Exercise details: Search the listing for the string "Penelitian" and copy every line that contains it.

Given data:
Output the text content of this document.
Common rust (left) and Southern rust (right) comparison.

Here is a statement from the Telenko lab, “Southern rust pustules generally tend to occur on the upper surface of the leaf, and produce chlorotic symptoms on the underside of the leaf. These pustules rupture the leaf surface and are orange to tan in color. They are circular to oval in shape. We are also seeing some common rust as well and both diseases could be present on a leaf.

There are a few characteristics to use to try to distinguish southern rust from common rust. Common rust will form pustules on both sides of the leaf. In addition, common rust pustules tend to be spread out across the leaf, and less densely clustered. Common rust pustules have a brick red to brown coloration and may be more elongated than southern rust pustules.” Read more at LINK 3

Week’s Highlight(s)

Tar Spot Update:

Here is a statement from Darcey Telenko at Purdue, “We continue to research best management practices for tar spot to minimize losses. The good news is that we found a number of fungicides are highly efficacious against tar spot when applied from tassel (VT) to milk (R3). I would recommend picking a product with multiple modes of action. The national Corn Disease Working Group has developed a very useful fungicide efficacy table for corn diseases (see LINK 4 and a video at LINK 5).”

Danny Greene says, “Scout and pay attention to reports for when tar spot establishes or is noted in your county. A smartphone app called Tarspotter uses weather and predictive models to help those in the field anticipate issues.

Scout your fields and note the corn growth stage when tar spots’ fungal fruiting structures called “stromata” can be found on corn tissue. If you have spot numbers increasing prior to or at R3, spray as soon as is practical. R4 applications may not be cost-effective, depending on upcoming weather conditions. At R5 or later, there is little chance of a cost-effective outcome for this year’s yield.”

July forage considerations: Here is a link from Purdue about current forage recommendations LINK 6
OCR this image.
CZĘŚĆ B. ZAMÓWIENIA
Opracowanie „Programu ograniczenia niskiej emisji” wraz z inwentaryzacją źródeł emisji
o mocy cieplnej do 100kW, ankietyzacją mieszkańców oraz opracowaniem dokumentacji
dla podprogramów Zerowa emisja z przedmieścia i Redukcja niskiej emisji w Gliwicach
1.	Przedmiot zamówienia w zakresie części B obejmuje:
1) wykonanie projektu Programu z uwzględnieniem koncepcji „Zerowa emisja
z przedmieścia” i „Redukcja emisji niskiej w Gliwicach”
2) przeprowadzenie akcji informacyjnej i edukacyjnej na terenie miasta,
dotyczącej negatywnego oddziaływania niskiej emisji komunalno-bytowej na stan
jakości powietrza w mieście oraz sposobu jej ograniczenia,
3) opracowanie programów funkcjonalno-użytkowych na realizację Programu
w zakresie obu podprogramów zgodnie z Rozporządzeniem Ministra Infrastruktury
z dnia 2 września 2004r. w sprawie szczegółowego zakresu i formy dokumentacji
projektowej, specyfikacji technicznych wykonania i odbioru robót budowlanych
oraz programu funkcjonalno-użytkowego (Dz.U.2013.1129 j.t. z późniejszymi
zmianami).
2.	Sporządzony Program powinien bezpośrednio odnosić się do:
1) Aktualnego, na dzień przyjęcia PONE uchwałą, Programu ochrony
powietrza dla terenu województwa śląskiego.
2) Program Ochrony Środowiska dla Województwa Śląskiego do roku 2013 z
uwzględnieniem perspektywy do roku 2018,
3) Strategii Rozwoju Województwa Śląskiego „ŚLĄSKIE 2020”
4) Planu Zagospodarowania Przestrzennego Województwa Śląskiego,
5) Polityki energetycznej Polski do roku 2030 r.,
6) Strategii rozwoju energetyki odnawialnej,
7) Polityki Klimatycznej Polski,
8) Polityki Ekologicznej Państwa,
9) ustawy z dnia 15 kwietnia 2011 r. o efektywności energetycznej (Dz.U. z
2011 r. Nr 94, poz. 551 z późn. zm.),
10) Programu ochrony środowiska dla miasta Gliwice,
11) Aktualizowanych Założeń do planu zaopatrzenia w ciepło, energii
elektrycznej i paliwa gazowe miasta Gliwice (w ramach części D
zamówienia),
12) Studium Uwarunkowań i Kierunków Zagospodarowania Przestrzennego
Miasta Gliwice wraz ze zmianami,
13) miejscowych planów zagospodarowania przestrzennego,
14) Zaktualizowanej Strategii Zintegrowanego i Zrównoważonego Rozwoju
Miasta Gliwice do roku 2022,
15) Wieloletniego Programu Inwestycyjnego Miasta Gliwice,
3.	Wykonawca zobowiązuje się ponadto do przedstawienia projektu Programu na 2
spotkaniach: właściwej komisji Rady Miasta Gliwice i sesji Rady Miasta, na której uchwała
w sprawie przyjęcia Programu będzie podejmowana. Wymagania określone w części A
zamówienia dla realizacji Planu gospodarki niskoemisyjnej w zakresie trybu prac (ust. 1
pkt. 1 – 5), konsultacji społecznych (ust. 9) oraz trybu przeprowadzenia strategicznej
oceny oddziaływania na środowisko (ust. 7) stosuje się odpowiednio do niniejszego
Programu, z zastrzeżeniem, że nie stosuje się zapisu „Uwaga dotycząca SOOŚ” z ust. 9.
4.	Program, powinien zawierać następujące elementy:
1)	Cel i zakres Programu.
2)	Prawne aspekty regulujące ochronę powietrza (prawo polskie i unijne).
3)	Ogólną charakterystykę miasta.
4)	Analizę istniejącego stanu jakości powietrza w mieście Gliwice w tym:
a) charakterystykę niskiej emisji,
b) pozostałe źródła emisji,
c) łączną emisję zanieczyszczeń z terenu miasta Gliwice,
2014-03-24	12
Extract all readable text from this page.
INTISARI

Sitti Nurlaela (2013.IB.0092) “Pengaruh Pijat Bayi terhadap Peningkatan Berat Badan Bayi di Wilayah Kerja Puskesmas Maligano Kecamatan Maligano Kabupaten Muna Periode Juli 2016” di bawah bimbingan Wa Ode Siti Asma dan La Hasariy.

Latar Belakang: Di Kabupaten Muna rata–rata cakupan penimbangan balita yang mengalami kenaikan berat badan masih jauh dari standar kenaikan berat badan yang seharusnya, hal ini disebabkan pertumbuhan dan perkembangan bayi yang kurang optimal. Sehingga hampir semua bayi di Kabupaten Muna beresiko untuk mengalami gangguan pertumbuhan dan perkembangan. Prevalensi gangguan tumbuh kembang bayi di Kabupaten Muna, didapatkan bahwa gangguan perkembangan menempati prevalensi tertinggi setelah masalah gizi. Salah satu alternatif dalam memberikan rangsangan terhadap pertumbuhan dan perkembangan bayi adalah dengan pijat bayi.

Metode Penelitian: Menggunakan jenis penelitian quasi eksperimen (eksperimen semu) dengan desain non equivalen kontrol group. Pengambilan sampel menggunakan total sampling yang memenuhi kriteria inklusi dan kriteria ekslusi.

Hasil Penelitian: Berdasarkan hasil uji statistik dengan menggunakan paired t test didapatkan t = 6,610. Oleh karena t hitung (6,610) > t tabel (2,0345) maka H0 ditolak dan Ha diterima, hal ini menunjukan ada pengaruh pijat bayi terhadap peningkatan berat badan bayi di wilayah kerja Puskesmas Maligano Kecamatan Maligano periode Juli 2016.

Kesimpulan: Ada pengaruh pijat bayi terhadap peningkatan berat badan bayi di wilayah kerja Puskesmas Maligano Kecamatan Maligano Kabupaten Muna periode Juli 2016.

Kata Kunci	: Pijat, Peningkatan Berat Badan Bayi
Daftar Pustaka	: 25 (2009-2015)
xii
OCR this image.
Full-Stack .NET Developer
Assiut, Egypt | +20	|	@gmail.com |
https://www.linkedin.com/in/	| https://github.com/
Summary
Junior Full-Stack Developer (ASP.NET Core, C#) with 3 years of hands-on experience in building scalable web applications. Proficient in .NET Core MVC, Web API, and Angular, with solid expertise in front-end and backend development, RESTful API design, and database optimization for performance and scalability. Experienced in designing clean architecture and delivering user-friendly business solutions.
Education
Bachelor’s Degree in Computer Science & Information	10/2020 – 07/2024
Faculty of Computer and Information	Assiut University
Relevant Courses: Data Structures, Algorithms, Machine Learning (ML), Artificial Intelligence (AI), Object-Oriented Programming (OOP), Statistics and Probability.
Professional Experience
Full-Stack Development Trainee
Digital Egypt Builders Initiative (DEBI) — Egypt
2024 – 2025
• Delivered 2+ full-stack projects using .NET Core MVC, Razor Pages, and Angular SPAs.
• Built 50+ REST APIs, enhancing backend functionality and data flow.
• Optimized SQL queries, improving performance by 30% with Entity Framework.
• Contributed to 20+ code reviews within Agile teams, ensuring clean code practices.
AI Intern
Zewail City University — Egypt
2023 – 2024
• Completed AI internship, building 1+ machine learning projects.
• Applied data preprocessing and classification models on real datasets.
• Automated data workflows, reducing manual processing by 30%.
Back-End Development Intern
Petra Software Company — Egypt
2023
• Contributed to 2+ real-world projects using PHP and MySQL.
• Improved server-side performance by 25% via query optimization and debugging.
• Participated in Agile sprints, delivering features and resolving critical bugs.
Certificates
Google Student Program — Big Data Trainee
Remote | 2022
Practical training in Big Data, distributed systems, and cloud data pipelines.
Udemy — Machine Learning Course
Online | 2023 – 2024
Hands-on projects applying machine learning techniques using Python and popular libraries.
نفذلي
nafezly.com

Expected output:
Metode Penelitian: Menggunakan jenis penelitian quasi eksperimen (eksperimen semu) dengan desain non equivalen kontrol group. Pengambilan sampel menggunakan total sampling yang memenuhi kriteria inklusi dan kriteria ekslusi.
Hasil Penelitian: Berdasarkan hasil uji statistik dengan menggunakan paired t test didapatkan t = 6,610. Oleh karena t hitung (6,610) > t tabel (2,0345) maka H0 ditolak dan Ha diterima, hal ini menunjukan ada pengaruh pijat bayi terhadap peningkatan berat badan bayi di wilayah kerja Puskesmas Maligano Kecamatan Maligano periode Juli 2016.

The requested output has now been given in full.